* _Stored data entries_
Start

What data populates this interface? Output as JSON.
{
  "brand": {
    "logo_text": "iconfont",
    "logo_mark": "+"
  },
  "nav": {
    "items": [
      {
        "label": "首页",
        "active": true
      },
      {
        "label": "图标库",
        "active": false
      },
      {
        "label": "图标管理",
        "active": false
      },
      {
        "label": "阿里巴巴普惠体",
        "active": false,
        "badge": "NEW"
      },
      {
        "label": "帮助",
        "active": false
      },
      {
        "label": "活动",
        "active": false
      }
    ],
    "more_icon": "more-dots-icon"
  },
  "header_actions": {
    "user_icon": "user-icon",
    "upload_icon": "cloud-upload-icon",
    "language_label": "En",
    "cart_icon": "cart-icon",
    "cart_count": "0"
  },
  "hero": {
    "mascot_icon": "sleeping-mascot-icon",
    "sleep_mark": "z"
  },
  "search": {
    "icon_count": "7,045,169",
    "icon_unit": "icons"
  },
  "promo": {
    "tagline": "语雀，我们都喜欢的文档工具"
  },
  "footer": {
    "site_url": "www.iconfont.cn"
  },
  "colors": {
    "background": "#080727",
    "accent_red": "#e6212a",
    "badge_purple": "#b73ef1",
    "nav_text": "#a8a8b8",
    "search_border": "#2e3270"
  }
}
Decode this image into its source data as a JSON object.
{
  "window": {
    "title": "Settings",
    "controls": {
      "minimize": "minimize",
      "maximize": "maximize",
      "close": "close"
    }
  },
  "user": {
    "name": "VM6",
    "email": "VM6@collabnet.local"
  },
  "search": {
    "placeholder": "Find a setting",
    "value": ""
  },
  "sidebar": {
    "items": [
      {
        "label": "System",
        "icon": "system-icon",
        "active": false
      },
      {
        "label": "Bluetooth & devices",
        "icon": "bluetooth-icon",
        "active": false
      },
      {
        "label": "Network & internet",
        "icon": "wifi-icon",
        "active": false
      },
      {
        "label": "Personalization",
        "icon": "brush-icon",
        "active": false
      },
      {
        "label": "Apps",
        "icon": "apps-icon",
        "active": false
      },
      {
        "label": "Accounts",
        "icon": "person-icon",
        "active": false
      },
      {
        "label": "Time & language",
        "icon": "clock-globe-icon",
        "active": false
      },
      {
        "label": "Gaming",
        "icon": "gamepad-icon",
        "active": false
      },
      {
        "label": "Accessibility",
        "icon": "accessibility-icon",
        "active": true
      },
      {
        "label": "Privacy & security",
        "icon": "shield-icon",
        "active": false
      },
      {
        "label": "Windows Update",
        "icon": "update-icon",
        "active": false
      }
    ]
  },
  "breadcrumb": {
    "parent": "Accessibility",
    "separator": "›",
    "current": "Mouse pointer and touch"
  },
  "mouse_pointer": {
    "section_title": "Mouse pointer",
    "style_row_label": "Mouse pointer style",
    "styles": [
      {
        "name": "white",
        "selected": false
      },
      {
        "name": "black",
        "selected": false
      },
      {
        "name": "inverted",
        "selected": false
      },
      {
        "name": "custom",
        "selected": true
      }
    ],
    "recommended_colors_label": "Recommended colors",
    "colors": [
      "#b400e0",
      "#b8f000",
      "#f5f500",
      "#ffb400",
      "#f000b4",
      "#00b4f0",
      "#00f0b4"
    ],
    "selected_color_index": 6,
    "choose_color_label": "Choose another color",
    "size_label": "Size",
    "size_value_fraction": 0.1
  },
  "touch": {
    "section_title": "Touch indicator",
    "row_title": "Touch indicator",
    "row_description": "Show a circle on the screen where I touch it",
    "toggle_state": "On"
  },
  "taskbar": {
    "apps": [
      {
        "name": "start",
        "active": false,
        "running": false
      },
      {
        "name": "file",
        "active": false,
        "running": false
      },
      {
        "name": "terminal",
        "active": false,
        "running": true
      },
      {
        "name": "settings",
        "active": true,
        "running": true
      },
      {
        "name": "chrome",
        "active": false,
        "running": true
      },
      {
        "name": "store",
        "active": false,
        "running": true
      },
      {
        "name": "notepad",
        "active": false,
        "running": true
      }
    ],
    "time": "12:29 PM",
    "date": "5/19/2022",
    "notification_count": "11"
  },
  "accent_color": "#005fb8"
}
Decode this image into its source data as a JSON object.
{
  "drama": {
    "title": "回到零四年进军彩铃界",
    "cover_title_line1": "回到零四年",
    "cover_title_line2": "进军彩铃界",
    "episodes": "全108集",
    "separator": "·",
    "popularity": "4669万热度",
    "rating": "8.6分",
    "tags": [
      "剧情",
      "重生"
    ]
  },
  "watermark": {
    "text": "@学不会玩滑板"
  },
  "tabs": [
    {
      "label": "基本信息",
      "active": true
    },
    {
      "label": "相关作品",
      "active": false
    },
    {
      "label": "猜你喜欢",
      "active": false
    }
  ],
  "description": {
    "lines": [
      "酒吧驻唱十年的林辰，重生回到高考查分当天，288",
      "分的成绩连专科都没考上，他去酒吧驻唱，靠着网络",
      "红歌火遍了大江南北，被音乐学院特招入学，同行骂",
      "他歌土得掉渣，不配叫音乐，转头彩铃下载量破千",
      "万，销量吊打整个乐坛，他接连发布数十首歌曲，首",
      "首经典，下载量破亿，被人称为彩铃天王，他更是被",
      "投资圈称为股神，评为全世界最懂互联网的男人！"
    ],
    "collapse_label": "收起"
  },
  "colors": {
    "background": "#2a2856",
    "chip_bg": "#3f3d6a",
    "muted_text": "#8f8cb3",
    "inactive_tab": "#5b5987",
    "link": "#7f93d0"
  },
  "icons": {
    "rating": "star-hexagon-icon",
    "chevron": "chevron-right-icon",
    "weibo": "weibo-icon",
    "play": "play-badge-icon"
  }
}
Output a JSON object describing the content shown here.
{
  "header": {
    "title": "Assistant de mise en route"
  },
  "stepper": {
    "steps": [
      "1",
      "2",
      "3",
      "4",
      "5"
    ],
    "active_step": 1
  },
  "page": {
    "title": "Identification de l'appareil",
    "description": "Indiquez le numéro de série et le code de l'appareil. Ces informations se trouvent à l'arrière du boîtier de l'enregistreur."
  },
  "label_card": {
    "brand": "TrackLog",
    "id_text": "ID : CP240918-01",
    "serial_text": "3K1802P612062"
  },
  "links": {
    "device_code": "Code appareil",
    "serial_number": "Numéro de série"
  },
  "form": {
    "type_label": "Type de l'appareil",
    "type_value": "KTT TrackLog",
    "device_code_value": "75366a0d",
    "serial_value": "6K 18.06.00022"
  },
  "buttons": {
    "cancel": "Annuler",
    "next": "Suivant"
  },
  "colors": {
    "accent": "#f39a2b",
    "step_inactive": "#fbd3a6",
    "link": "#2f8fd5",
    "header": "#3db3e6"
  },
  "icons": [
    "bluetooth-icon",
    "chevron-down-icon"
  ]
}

End

* _SHORT TASK_
For this exercise, gather every line of the data that contains the word "indicator".

* _RIGHT ANSWER_
    "section_title": "Touch indicator",
    "row_title": "Touch indicator",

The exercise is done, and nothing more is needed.